■ What the task requires
Copy out every record below, word for word.

■ Input
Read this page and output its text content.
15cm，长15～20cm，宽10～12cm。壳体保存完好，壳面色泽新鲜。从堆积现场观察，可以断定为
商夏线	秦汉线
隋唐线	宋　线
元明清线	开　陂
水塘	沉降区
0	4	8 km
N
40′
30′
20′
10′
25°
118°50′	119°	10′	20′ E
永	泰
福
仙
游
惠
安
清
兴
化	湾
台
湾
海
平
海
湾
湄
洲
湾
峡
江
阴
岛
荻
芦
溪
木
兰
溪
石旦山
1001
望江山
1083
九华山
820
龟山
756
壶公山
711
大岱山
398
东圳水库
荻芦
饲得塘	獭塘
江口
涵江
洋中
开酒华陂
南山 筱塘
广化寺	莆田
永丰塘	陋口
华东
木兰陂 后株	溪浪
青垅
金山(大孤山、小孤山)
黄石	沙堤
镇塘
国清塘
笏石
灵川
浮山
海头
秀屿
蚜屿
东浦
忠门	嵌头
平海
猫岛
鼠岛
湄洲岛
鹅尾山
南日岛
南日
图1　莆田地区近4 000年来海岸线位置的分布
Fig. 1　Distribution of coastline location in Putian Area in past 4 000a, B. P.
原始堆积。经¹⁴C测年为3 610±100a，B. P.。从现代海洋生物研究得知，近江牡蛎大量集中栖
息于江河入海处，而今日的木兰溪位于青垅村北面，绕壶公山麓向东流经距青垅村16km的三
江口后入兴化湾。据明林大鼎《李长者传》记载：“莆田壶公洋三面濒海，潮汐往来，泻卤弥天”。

■ Final result
Read this page and output its text content.
15cm，长15～20cm，宽10～12cm。壳体保存完好，壳面色泽新鲜。从堆积现场观察，可以断定为
商夏线	秦汉线
隋唐线	宋　线
元明清线	开　陂
水塘	沉降区
0	4	8 km
N
40′
30′
20′
10′
25°
118°50′	119°	10′	20′ E
永	泰
福
仙
游
惠
安
清
兴
化	湾
台
湾
海
平
海
湾
湄
洲
湾
峡
江
阴
岛
荻
芦
溪
木
兰
溪
石旦山
1001
望江山
1083
九华山
820
龟山
756
壶公山
711
大岱山
398
东圳水库
荻芦
饲得塘	獭塘
江口
涵江
洋中
开酒华陂
南山 筱塘
广化寺	莆田
永丰塘	陋口
华东
木兰陂 后株	溪浪
青垅
金山(大孤山、小孤山)
黄石	沙堤
镇塘
国清塘
笏石
灵川
浮山
海头
秀屿
蚜屿
东浦
忠门	嵌头
平海
猫岛
鼠岛
湄洲岛
鹅尾山
南日岛
南日
图1　莆田地区近4 000年来海岸线位置的分布
Fig. 1　Distribution of coastline location in Putian Area in past 4 000a, B. P.
原始堆积。经¹⁴C测年为3 610±100a，B. P.。从现代海洋生物研究得知，近江牡蛎大量集中栖
息于江河入海处，而今日的木兰溪位于青垅村北面，绕壶公山麓向东流经距青垅村16km的三
江口后入兴化湾。据明林大鼎《李长者传》记载：“莆田壶公洋三面濒海，潮汐往来，泻卤弥天”。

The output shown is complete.